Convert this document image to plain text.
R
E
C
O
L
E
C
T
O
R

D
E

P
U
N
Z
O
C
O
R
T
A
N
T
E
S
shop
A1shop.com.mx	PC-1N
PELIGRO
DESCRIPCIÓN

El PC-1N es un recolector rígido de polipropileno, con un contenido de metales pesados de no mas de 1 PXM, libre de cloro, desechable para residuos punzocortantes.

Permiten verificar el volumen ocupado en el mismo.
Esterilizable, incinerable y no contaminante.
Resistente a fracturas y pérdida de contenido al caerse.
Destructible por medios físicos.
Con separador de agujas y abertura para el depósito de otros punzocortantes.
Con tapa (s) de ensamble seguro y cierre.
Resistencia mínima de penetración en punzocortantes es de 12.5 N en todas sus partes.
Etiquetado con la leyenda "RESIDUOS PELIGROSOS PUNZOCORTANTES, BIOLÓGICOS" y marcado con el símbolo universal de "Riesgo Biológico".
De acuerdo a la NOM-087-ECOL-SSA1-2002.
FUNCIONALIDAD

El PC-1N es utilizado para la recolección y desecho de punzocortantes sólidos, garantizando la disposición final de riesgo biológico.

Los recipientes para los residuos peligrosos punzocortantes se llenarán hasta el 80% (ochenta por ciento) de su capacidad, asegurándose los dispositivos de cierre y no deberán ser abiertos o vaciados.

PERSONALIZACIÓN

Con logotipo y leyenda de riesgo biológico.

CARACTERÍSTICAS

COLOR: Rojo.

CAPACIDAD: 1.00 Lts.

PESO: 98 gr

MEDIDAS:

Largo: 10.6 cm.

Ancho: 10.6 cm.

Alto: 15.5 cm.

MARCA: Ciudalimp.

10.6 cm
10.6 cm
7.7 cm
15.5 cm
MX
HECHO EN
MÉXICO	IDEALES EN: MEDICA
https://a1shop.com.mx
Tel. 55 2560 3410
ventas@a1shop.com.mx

▶ [Task instructions]: Return the entries in full, keeping every line exactly as it is.

▶ [Task result]:
Convert this document image to plain text.
R
E
C
O
L
E
C
T
O
R

D
E

P
U
N
Z
O
C
O
R
T
A
N
T
E
S
shop
A1shop.com.mx	PC-1N
PELIGRO
DESCRIPCIÓN

El PC-1N es un recolector rígido de polipropileno, con un contenido de metales pesados de no mas de 1 PXM, libre de cloro, desechable para residuos punzocortantes.

Permiten verificar el volumen ocupado en el mismo.
Esterilizable, incinerable y no contaminante.
Resistente a fracturas y pérdida de contenido al caerse.
Destructible por medios físicos.
Con separador de agujas y abertura para el depósito de otros punzocortantes.
Con tapa (s) de ensamble seguro y cierre.
Resistencia mínima de penetración en punzocortantes es de 12.5 N en todas sus partes.
Etiquetado con la leyenda "RESIDUOS PELIGROSOS PUNZOCORTANTES, BIOLÓGICOS" y marcado con el símbolo universal de "Riesgo Biológico".
De acuerdo a la NOM-087-ECOL-SSA1-2002.
FUNCIONALIDAD

El PC-1N es utilizado para la recolección y desecho de punzocortantes sólidos, garantizando la disposición final de riesgo biológico.

Los recipientes para los residuos peligrosos punzocortantes se llenarán hasta el 80% (ochenta por ciento) de su capacidad, asegurándose los dispositivos de cierre y no deberán ser abiertos o vaciados.

PERSONALIZACIÓN

Con logotipo y leyenda de riesgo biológico.

CARACTERÍSTICAS

COLOR: Rojo.

CAPACIDAD: 1.00 Lts.

PESO: 98 gr

MEDIDAS:

Largo: 10.6 cm.

Ancho: 10.6 cm.

Alto: 15.5 cm.

MARCA: Ciudalimp.

10.6 cm
10.6 cm
7.7 cm
15.5 cm
MX
HECHO EN
MÉXICO	IDEALES EN: MEDICA
https://a1shop.com.mx
Tel. 55 2560 3410
ventas@a1shop.com.mx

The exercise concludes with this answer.